## The exercise:
Copy nothing but the text: reproduce each line of the listing exactly and leave the pictures out.

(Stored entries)

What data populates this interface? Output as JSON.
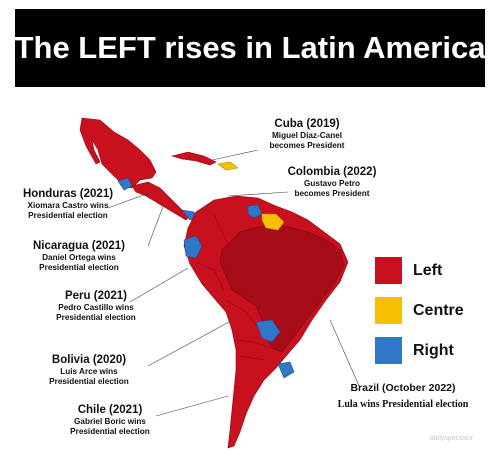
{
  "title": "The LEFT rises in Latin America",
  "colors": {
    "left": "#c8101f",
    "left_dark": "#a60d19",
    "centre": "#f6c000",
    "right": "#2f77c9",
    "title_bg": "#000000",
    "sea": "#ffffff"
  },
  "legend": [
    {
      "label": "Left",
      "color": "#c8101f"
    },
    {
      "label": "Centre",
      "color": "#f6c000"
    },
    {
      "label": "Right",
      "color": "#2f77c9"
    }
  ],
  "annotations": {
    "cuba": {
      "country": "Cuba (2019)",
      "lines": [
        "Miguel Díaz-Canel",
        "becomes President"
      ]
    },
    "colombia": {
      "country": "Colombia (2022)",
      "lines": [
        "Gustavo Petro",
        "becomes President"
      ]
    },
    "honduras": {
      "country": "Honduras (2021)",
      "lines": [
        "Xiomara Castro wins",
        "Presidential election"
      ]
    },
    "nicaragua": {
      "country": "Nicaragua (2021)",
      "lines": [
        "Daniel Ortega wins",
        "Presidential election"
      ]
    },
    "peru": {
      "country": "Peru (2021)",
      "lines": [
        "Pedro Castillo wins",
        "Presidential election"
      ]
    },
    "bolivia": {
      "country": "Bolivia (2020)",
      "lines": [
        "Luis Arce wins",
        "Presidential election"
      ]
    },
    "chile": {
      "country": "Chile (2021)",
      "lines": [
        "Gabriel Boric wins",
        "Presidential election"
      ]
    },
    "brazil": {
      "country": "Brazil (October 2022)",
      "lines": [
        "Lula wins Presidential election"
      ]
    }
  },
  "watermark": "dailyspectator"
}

## Solution to this problem:
What data populates this interface? Output as JSON.
{
  "title": "The LEFT rises in Latin America",
  "colors": {
    "left": "#c8101f",
    "left_dark": "#a60d19",
    "centre": "#f6c000",
    "right": "#2f77c9",
    "title_bg": "#000000",
    "sea": "#ffffff"
  },
  "legend": [
    {
      "label": "Left",
      "color": "#c8101f"
    },
    {
      "label": "Centre",
      "color": "#f6c000"
    },
    {
      "label": "Right",
      "color": "#2f77c9"
    }
  ],
  "annotations": {
    "cuba": {
      "country": "Cuba (2019)",
      "lines": [
        "Miguel Díaz-Canel",
        "becomes President"
      ]
    },
    "colombia": {
      "country": "Colombia (2022)",
      "lines": [
        "Gustavo Petro",
        "becomes President"
      ]
    },
    "honduras": {
      "country": "Honduras (2021)",
      "lines": [
        "Xiomara Castro wins",
        "Presidential election"
      ]
    },
    "nicaragua": {
      "country": "Nicaragua (2021)",
      "lines": [
        "Daniel Ortega wins",
        "Presidential election"
      ]
    },
    "peru": {
      "country": "Peru (2021)",
      "lines": [
        "Pedro Castillo wins",
        "Presidential election"
      ]
    },
    "bolivia": {
      "country": "Bolivia (2020)",
      "lines": [
        "Luis Arce wins",
        "Presidential election"
      ]
    },
    "chile": {
      "country": "Chile (2021)",
      "lines": [
        "Gabriel Boric wins",
        "Presidential election"
      ]
    },
    "brazil": {
      "country": "Brazil (October 2022)",
      "lines": [
        "Lula wins Presidential election"
      ]
    }
  },
  "watermark": "dailyspectator"
}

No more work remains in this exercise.